Records
## start

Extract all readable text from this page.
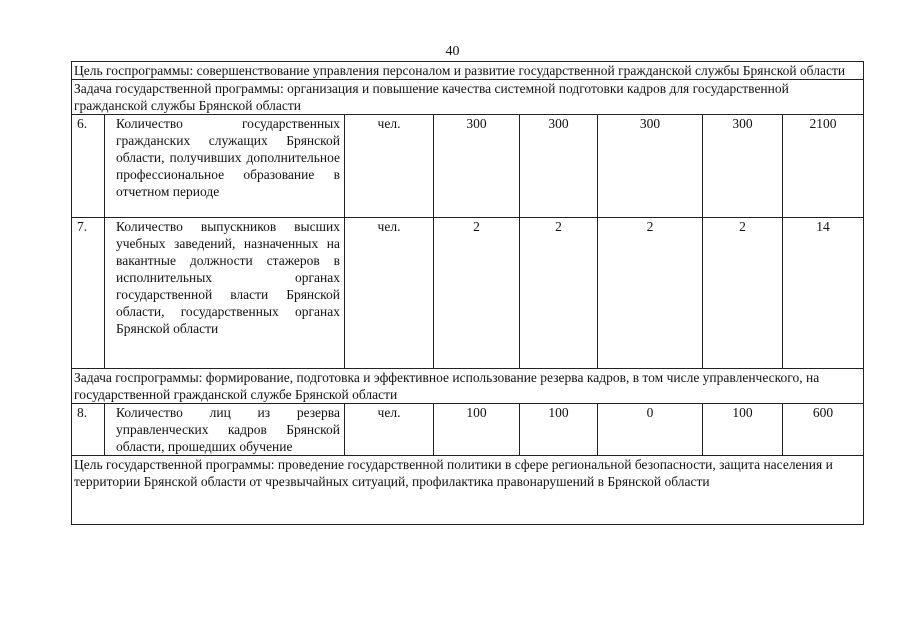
40
Цель госпрограммы: совершенствование управления персоналом и развитие государственной гражданской службы Брянской области							
Задача государственной программы: организация и повышение качества системной подготовки кадров для государственной гражданской службы Брянской области							
6.	Количество государственных гражданских служащих Брянской области, получивших дополнительное профессиональное образование в отчетном периоде	чел.	300	300	300	300	2100
7.	Количество выпускников высших учебных заведений, назначенных на вакантные должности стажеров в исполнительных органах государственной власти Брянской области, государственных органах Брянской области	чел.	2	2	2	2	14
Задача госпрограммы: формирование, подготовка и эффективное использование резерва кадров, в том числе управленческого, на государственной гражданской службе Брянской области							
8.	Количество лиц из резерва управленческих кадров Брянской области, прошедших обучение	чел.	100	100	0	100	600
Цель государственной программы: проведение государственной политики в сфере региональной безопасности, защита населения и территории Брянской области от чрезвычайных ситуаций, профилактика правонарушений в Брянской области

## end

Copy out every line in the entries above that holds "госпрограммы".

Цель госпрограммы: совершенствование управления персоналом и развитие государственной гражданской службы Брянской области							
Задача госпрограммы: формирование, подготовка и эффективное использование резерва кадров, в том числе управленческого, на государственной гражданской службе Брянской области							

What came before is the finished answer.